* **TASK REQUIREMENTS**
Wherever the word "мезенской" appears in a line, copy that line.
————————
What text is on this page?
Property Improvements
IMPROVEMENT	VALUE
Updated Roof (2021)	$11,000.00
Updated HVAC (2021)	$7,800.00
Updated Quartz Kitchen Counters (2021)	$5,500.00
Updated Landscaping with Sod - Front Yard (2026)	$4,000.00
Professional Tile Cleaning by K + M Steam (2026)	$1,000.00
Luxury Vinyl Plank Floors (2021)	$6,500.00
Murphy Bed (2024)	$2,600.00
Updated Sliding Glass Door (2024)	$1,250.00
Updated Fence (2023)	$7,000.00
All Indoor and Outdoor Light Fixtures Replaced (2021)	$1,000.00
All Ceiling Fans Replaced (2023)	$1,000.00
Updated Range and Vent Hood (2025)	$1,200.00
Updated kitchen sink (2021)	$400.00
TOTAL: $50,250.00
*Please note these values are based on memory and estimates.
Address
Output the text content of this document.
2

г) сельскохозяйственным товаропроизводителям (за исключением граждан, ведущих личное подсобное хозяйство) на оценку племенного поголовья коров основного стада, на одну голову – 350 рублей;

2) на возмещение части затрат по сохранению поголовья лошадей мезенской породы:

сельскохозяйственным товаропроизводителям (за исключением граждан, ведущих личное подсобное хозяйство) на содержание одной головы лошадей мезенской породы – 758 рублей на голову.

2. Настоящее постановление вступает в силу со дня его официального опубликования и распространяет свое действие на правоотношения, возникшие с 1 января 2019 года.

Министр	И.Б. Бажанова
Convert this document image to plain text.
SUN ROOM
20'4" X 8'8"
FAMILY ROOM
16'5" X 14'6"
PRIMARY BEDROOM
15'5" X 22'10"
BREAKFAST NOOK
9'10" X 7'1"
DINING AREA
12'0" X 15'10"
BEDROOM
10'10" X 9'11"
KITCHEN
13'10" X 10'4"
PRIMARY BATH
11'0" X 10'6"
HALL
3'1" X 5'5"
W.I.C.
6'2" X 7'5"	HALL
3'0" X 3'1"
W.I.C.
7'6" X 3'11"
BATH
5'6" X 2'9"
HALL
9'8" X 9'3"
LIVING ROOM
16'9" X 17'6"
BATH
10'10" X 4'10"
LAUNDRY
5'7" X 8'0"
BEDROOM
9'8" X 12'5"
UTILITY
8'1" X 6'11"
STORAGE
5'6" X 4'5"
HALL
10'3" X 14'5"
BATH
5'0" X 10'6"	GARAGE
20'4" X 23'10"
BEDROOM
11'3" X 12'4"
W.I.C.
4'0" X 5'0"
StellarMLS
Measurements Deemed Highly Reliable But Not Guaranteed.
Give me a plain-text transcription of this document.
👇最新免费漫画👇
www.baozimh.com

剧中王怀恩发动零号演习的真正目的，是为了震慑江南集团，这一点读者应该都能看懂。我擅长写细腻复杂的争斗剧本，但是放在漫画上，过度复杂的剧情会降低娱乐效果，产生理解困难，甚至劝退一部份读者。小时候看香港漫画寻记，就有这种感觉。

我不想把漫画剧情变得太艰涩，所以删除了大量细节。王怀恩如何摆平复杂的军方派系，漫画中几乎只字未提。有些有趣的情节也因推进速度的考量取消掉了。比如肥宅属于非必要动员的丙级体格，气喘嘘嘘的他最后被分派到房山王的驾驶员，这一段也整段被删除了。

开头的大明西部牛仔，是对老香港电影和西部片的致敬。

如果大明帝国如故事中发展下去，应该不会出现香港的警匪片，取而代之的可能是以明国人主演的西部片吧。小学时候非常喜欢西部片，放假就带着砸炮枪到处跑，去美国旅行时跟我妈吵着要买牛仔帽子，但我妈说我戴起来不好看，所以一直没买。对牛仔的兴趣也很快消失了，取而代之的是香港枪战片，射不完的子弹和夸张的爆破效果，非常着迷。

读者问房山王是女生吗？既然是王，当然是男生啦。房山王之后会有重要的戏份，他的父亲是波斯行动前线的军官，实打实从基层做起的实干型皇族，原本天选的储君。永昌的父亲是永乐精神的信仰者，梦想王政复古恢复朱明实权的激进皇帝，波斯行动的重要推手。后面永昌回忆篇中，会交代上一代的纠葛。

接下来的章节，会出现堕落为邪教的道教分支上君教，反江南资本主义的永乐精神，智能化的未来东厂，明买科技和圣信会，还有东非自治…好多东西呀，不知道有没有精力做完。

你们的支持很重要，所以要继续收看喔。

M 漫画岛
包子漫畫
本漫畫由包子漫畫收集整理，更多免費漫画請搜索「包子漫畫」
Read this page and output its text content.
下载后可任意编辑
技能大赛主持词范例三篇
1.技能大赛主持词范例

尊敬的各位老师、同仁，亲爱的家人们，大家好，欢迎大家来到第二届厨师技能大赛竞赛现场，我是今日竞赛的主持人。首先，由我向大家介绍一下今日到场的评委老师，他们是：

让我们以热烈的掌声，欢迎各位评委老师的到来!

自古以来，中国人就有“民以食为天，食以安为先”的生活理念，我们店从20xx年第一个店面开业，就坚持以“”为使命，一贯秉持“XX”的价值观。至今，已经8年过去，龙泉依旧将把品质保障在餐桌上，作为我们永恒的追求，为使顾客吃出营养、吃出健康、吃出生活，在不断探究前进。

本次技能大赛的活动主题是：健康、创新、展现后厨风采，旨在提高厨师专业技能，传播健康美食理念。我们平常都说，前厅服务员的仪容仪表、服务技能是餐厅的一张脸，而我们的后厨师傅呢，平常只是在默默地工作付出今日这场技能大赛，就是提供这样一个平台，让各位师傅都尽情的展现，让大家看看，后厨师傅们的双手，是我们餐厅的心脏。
————————
* **TASK OUTPUT**
2) на возмещение части затрат по сохранению поголовья лошадей мезенской породы:
сельскохозяйственным товаропроизводителям (за исключением граждан, ведущих личное подсобное хозяйство) на содержание одной головы лошадей мезенской породы – 758 рублей на голову.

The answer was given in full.